Your task is to copy every record exactly.

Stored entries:
○ ○ ○ ○

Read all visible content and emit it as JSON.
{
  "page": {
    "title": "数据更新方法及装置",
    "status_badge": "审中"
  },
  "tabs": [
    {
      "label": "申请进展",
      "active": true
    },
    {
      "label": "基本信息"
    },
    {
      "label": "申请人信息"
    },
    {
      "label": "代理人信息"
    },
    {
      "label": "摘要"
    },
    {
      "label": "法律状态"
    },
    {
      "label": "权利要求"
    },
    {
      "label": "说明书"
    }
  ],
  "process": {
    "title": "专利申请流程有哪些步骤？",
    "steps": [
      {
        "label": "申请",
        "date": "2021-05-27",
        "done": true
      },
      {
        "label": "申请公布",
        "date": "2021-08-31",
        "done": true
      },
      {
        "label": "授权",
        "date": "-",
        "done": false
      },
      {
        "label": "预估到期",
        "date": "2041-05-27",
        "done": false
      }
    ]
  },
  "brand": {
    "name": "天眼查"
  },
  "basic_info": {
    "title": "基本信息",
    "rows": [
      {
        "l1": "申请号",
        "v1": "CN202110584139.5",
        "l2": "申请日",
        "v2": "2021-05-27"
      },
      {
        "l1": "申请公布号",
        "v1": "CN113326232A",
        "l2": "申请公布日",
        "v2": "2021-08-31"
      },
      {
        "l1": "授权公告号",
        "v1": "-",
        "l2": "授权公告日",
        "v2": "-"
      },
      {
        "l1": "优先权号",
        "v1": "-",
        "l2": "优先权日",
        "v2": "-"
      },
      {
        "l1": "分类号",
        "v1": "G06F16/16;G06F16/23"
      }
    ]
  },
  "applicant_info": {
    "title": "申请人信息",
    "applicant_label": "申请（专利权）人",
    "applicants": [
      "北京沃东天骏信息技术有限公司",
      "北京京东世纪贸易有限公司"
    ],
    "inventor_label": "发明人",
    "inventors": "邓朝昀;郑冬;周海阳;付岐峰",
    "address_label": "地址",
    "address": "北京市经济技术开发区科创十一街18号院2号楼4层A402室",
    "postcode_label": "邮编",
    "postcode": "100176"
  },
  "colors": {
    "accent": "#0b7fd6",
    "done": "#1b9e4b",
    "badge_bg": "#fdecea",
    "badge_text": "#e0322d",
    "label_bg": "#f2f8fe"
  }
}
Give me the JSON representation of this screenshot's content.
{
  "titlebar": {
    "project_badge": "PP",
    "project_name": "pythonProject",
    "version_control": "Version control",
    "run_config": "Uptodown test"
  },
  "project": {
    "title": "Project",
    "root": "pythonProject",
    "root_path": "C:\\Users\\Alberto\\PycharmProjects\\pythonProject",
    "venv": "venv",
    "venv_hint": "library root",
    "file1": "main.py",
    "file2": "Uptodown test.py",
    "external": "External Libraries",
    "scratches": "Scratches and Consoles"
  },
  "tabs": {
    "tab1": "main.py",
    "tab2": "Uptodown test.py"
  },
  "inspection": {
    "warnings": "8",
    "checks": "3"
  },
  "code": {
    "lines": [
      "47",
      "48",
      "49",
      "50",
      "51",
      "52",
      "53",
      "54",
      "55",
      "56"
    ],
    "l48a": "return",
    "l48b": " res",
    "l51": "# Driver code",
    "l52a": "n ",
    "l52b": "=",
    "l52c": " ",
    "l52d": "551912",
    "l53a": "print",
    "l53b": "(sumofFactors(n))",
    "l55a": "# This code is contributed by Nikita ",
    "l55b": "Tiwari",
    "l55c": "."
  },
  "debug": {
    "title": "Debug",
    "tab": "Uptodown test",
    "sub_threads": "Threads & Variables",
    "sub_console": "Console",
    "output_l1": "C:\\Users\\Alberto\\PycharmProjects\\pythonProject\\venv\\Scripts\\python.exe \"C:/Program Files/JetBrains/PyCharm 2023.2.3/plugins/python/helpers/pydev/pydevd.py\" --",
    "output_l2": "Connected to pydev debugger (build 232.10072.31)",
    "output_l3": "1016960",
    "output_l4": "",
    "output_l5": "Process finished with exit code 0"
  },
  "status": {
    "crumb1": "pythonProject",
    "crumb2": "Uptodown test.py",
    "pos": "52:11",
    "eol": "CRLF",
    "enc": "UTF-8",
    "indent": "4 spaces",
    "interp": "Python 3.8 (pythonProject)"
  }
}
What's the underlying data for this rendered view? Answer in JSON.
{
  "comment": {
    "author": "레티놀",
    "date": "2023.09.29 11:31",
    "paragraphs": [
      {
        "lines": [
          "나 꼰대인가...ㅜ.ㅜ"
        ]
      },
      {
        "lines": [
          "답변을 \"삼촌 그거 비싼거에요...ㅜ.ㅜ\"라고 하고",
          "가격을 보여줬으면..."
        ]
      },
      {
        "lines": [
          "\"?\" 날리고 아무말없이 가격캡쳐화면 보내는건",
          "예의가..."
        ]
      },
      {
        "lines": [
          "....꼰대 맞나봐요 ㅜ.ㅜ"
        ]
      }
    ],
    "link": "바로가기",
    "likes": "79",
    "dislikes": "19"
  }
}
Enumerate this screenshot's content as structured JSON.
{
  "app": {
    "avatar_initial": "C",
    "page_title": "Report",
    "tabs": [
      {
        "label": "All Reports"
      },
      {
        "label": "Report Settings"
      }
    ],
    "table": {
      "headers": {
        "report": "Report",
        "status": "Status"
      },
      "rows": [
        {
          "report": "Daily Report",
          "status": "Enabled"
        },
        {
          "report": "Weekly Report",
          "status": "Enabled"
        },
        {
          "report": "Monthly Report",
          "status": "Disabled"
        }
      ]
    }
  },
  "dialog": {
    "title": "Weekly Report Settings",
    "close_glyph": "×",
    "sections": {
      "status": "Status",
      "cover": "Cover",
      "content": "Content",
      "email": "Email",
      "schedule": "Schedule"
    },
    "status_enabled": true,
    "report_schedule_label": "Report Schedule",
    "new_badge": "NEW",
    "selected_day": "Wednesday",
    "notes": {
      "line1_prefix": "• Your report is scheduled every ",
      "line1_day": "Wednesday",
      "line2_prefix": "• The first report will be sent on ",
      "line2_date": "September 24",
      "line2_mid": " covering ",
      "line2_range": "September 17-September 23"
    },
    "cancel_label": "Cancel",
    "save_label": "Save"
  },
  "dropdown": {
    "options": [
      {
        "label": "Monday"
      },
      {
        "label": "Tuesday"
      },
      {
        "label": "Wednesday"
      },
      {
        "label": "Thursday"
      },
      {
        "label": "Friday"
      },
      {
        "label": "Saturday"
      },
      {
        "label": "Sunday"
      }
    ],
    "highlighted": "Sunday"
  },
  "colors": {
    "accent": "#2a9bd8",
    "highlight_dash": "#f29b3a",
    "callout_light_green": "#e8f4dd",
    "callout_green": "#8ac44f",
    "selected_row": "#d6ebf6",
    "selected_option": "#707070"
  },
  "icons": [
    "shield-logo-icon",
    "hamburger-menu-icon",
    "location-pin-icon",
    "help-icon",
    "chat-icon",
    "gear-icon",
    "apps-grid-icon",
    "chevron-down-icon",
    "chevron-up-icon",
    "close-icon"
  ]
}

○ ○ ○ ○

▶ [ANSWER TO THIS TASK]
Read all visible content and emit it as JSON.
{
  "page": {
    "title": "数据更新方法及装置",
    "status_badge": "审中"
  },
  "tabs": [
    {
      "label": "申请进展",
      "active": true
    },
    {
      "label": "基本信息"
    },
    {
      "label": "申请人信息"
    },
    {
      "label": "代理人信息"
    },
    {
      "label": "摘要"
    },
    {
      "label": "法律状态"
    },
    {
      "label": "权利要求"
    },
    {
      "label": "说明书"
    }
  ],
  "process": {
    "title": "专利申请流程有哪些步骤？",
    "steps": [
      {
        "label": "申请",
        "date": "2021-05-27",
        "done": true
      },
      {
        "label": "申请公布",
        "date": "2021-08-31",
        "done": true
      },
      {
        "label": "授权",
        "date": "-",
        "done": false
      },
      {
        "label": "预估到期",
        "date": "2041-05-27",
        "done": false
      }
    ]
  },
  "brand": {
    "name": "天眼查"
  },
  "basic_info": {
    "title": "基本信息",
    "rows": [
      {
        "l1": "申请号",
        "v1": "CN202110584139.5",
        "l2": "申请日",
        "v2": "2021-05-27"
      },
      {
        "l1": "申请公布号",
        "v1": "CN113326232A",
        "l2": "申请公布日",
        "v2": "2021-08-31"
      },
      {
        "l1": "授权公告号",
        "v1": "-",
        "l2": "授权公告日",
        "v2": "-"
      },
      {
        "l1": "优先权号",
        "v1": "-",
        "l2": "优先权日",
        "v2": "-"
      },
      {
        "l1": "分类号",
        "v1": "G06F16/16;G06F16/23"
      }
    ]
  },
  "applicant_info": {
    "title": "申请人信息",
    "applicant_label": "申请（专利权）人",
    "applicants": [
      "北京沃东天骏信息技术有限公司",
      "北京京东世纪贸易有限公司"
    ],
    "inventor_label": "发明人",
    "inventors": "邓朝昀;郑冬;周海阳;付岐峰",
    "address_label": "地址",
    "address": "北京市经济技术开发区科创十一街18号院2号楼4层A402室",
    "postcode_label": "邮编",
    "postcode": "100176"
  },
  "colors": {
    "accent": "#0b7fd6",
    "done": "#1b9e4b",
    "badge_bg": "#fdecea",
    "badge_text": "#e0322d",
    "label_bg": "#f2f8fe"
  }
}
Give me the JSON representation of this screenshot's content.
{
  "titlebar": {
    "project_badge": "PP",
    "project_name": "pythonProject",
    "version_control": "Version control",
    "run_config": "Uptodown test"
  },
  "project": {
    "title": "Project",
    "root": "pythonProject",
    "root_path": "C:\\Users\\Alberto\\PycharmProjects\\pythonProject",
    "venv": "venv",
    "venv_hint": "library root",
    "file1": "main.py",
    "file2": "Uptodown test.py",
    "external": "External Libraries",
    "scratches": "Scratches and Consoles"
  },
  "tabs": {
    "tab1": "main.py",
    "tab2": "Uptodown test.py"
  },
  "inspection": {
    "warnings": "8",
    "checks": "3"
  },
  "code": {
    "lines": [
      "47",
      "48",
      "49",
      "50",
      "51",
      "52",
      "53",
      "54",
      "55",
      "56"
    ],
    "l48a": "return",
    "l48b": " res",
    "l51": "# Driver code",
    "l52a": "n ",
    "l52b": "=",
    "l52c": " ",
    "l52d": "551912",
    "l53a": "print",
    "l53b": "(sumofFactors(n))",
    "l55a": "# This code is contributed by Nikita ",
    "l55b": "Tiwari",
    "l55c": "."
  },
  "debug": {
    "title": "Debug",
    "tab": "Uptodown test",
    "sub_threads": "Threads & Variables",
    "sub_console": "Console",
    "output_l1": "C:\\Users\\Alberto\\PycharmProjects\\pythonProject\\venv\\Scripts\\python.exe \"C:/Program Files/JetBrains/PyCharm 2023.2.3/plugins/python/helpers/pydev/pydevd.py\" --",
    "output_l2": "Connected to pydev debugger (build 232.10072.31)",
    "output_l3": "1016960",
    "output_l4": "",
    "output_l5": "Process finished with exit code 0"
  },
  "status": {
    "crumb1": "pythonProject",
    "crumb2": "Uptodown test.py",
    "pos": "52:11",
    "eol": "CRLF",
    "enc": "UTF-8",
    "indent": "4 spaces",
    "interp": "Python 3.8 (pythonProject)"
  }
}
What's the underlying data for this rendered view? Answer in JSON.
{
  "comment": {
    "author": "레티놀",
    "date": "2023.09.29 11:31",
    "paragraphs": [
      {
        "lines": [
          "나 꼰대인가...ㅜ.ㅜ"
        ]
      },
      {
        "lines": [
          "답변을 \"삼촌 그거 비싼거에요...ㅜ.ㅜ\"라고 하고",
          "가격을 보여줬으면..."
        ]
      },
      {
        "lines": [
          "\"?\" 날리고 아무말없이 가격캡쳐화면 보내는건",
          "예의가..."
        ]
      },
      {
        "lines": [
          "....꼰대 맞나봐요 ㅜ.ㅜ"
        ]
      }
    ],
    "link": "바로가기",
    "likes": "79",
    "dislikes": "19"
  }
}
Enumerate this screenshot's content as structured JSON.
{
  "app": {
    "avatar_initial": "C",
    "page_title": "Report",
    "tabs": [
      {
        "label": "All Reports"
      },
      {
        "label": "Report Settings"
      }
    ],
    "table": {
      "headers": {
        "report": "Report",
        "status": "Status"
      },
      "rows": [
        {
          "report": "Daily Report",
          "status": "Enabled"
        },
        {
          "report": "Weekly Report",
          "status": "Enabled"
        },
        {
          "report": "Monthly Report",
          "status": "Disabled"
        }
      ]
    }
  },
  "dialog": {
    "title": "Weekly Report Settings",
    "close_glyph": "×",
    "sections": {
      "status": "Status",
      "cover": "Cover",
      "content": "Content",
      "email": "Email",
      "schedule": "Schedule"
    },
    "status_enabled": true,
    "report_schedule_label": "Report Schedule",
    "new_badge": "NEW",
    "selected_day": "Wednesday",
    "notes": {
      "line1_prefix": "• Your report is scheduled every ",
      "line1_day": "Wednesday",
      "line2_prefix": "• The first report will be sent on ",
      "line2_date": "September 24",
      "line2_mid": " covering ",
      "line2_range": "September 17-September 23"
    },
    "cancel_label": "Cancel",
    "save_label": "Save"
  },
  "dropdown": {
    "options": [
      {
        "label": "Monday"
      },
      {
        "label": "Tuesday"
      },
      {
        "label": "Wednesday"
      },
      {
        "label": "Thursday"
      },
      {
        "label": "Friday"
      },
      {
        "label": "Saturday"
      },
      {
        "label": "Sunday"
      }
    ],
    "highlighted": "Sunday"
  },
  "colors": {
    "accent": "#2a9bd8",
    "highlight_dash": "#f29b3a",
    "callout_light_green": "#e8f4dd",
    "callout_green": "#8ac44f",
    "selected_row": "#d6ebf6",
    "selected_option": "#707070"
  },
  "icons": [
    "shield-logo-icon",
    "hamburger-menu-icon",
    "location-pin-icon",
    "help-icon",
    "chat-icon",
    "gear-icon",
    "apps-grid-icon",
    "chevron-down-icon",
    "chevron-up-icon",
    "close-icon"
  ]
}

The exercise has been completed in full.